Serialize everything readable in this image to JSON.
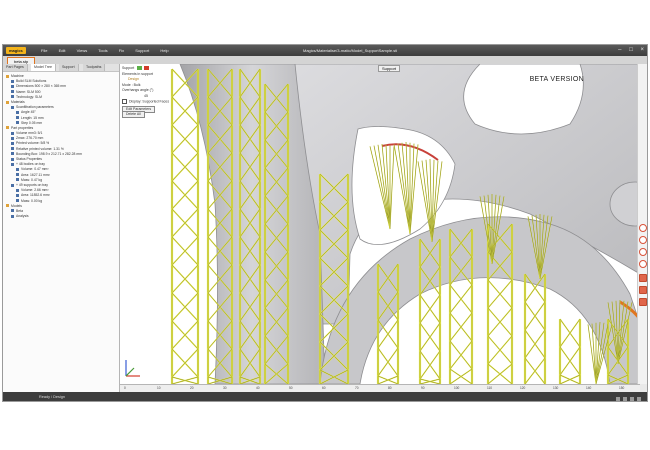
{
  "window": {
    "logo": "magics",
    "title": "Magics/Materialise/3-matic/Model_SupportSample.stl",
    "menu": [
      "File",
      "Edit",
      "Views",
      "Tools",
      "Fix",
      "Support",
      "Help"
    ],
    "controls": [
      "–",
      "□",
      "×"
    ]
  },
  "file_tab": "beta.stp",
  "left_panel": {
    "tabs": [
      "Part Pages",
      "Model Tree",
      "Support",
      "Toolpaths"
    ],
    "active_tab": 1,
    "tree": [
      {
        "label": "Machine",
        "indent": 0,
        "folder": true
      },
      {
        "label": "Build SLM Solutions",
        "indent": 1
      },
      {
        "label": "Dimensions 500 × 280 × 365 mm",
        "indent": 1
      },
      {
        "label": "Name: SLM 500",
        "indent": 1
      },
      {
        "label": "Technology: SLM",
        "indent": 1
      },
      {
        "label": "Materials",
        "indent": 0,
        "folder": true
      },
      {
        "label": "Scanfiltration parameters",
        "indent": 1
      },
      {
        "label": "Angle 45°",
        "indent": 2
      },
      {
        "label": "Length: 15 mm",
        "indent": 2
      },
      {
        "label": "Step 0.05 mm",
        "indent": 2
      },
      {
        "label": "Part properties",
        "indent": 0,
        "folder": true
      },
      {
        "label": "Volume mm3: 5/1",
        "indent": 1
      },
      {
        "label": "Zmax: 276.70 mm",
        "indent": 1
      },
      {
        "label": "Printed volume: 5/8 %",
        "indent": 1
      },
      {
        "label": "Relative printed volume: 1.31 %",
        "indent": 1
      },
      {
        "label": "Bounding Box: 198.9 x 212.71 x 282.28 mm",
        "indent": 1
      },
      {
        "label": "Status Properties",
        "indent": 1
      },
      {
        "label": "+ 48 bodies on tray",
        "indent": 1
      },
      {
        "label": "Volume: 0.47 mm³",
        "indent": 2
      },
      {
        "label": "Area: 1627.11 mm²",
        "indent": 2
      },
      {
        "label": "Mass: 0.47 kg",
        "indent": 2
      },
      {
        "label": "+ 49 supports on tray",
        "indent": 1
      },
      {
        "label": "Volume: 2.66 mm³",
        "indent": 2
      },
      {
        "label": "Area: 11852.6 mm²",
        "indent": 2
      },
      {
        "label": "Mass: 0.00 kg",
        "indent": 2
      },
      {
        "label": "Models",
        "indent": 0,
        "folder": true
      },
      {
        "label": "Beta",
        "indent": 1
      },
      {
        "label": "Analysis",
        "indent": 1
      }
    ]
  },
  "support_panel": {
    "title": "Support",
    "elements_label": "Elements in support",
    "group": "Design",
    "mode": "Mode : Bulk",
    "overhang": "Overhangs angle (°)",
    "angle_value": "45",
    "display_label": "Display: Supported Faces",
    "edit_button": "Edit Parameters",
    "delete_button": "Delete All"
  },
  "viewport": {
    "view_label": "Support",
    "beta_label": "BETA VERSION",
    "ruler_ticks": [
      "0",
      "10",
      "20",
      "30",
      "40",
      "50",
      "60",
      "70",
      "80",
      "90",
      "100",
      "110",
      "120",
      "130",
      "140",
      "150"
    ]
  },
  "status": {
    "text": "Ready / Design"
  },
  "colors": {
    "support": "#e6e94a",
    "support_edge": "#6d6f1e",
    "model": "#cfcfd2",
    "model_dark": "#a7a7aa",
    "accent": "#e0751f",
    "axis_x": "#d33c2c",
    "axis_y": "#4a9a3a",
    "axis_z": "#3a5ed3"
  },
  "icons": [
    "gear-icon",
    "rotate-icon",
    "zoom-icon",
    "pan-icon",
    "measure-icon",
    "layers-icon",
    "slice-icon"
  ]
}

◆ ◆ ◆ ◆ ◆ ◆ ◆

- _Work to do_: Set the pictures aside and transcribe the data above exactly.

- _Result below_:
Serialize everything readable in this image to JSON.
{
  "window": {
    "logo": "magics",
    "title": "Magics/Materialise/3-matic/Model_SupportSample.stl",
    "menu": [
      "File",
      "Edit",
      "Views",
      "Tools",
      "Fix",
      "Support",
      "Help"
    ],
    "controls": [
      "–",
      "□",
      "×"
    ]
  },
  "file_tab": "beta.stp",
  "left_panel": {
    "tabs": [
      "Part Pages",
      "Model Tree",
      "Support",
      "Toolpaths"
    ],
    "active_tab": 1,
    "tree": [
      {
        "label": "Machine",
        "indent": 0,
        "folder": true
      },
      {
        "label": "Build SLM Solutions",
        "indent": 1
      },
      {
        "label": "Dimensions 500 × 280 × 365 mm",
        "indent": 1
      },
      {
        "label": "Name: SLM 500",
        "indent": 1
      },
      {
        "label": "Technology: SLM",
        "indent": 1
      },
      {
        "label": "Materials",
        "indent": 0,
        "folder": true
      },
      {
        "label": "Scanfiltration parameters",
        "indent": 1
      },
      {
        "label": "Angle 45°",
        "indent": 2
      },
      {
        "label": "Length: 15 mm",
        "indent": 2
      },
      {
        "label": "Step 0.05 mm",
        "indent": 2
      },
      {
        "label": "Part properties",
        "indent": 0,
        "folder": true
      },
      {
        "label": "Volume mm3: 5/1",
        "indent": 1
      },
      {
        "label": "Zmax: 276.70 mm",
        "indent": 1
      },
      {
        "label": "Printed volume: 5/8 %",
        "indent": 1
      },
      {
        "label": "Relative printed volume: 1.31 %",
        "indent": 1
      },
      {
        "label": "Bounding Box: 198.9 x 212.71 x 282.28 mm",
        "indent": 1
      },
      {
        "label": "Status Properties",
        "indent": 1
      },
      {
        "label": "+ 48 bodies on tray",
        "indent": 1
      },
      {
        "label": "Volume: 0.47 mm³",
        "indent": 2
      },
      {
        "label": "Area: 1627.11 mm²",
        "indent": 2
      },
      {
        "label": "Mass: 0.47 kg",
        "indent": 2
      },
      {
        "label": "+ 49 supports on tray",
        "indent": 1
      },
      {
        "label": "Volume: 2.66 mm³",
        "indent": 2
      },
      {
        "label": "Area: 11852.6 mm²",
        "indent": 2
      },
      {
        "label": "Mass: 0.00 kg",
        "indent": 2
      },
      {
        "label": "Models",
        "indent": 0,
        "folder": true
      },
      {
        "label": "Beta",
        "indent": 1
      },
      {
        "label": "Analysis",
        "indent": 1
      }
    ]
  },
  "support_panel": {
    "title": "Support",
    "elements_label": "Elements in support",
    "group": "Design",
    "mode": "Mode : Bulk",
    "overhang": "Overhangs angle (°)",
    "angle_value": "45",
    "display_label": "Display: Supported Faces",
    "edit_button": "Edit Parameters",
    "delete_button": "Delete All"
  },
  "viewport": {
    "view_label": "Support",
    "beta_label": "BETA VERSION",
    "ruler_ticks": [
      "0",
      "10",
      "20",
      "30",
      "40",
      "50",
      "60",
      "70",
      "80",
      "90",
      "100",
      "110",
      "120",
      "130",
      "140",
      "150"
    ]
  },
  "status": {
    "text": "Ready / Design"
  },
  "colors": {
    "support": "#e6e94a",
    "support_edge": "#6d6f1e",
    "model": "#cfcfd2",
    "model_dark": "#a7a7aa",
    "accent": "#e0751f",
    "axis_x": "#d33c2c",
    "axis_y": "#4a9a3a",
    "axis_z": "#3a5ed3"
  },
  "icons": [
    "gear-icon",
    "rotate-icon",
    "zoom-icon",
    "pan-icon",
    "measure-icon",
    "layers-icon",
    "slice-icon"
  ]
}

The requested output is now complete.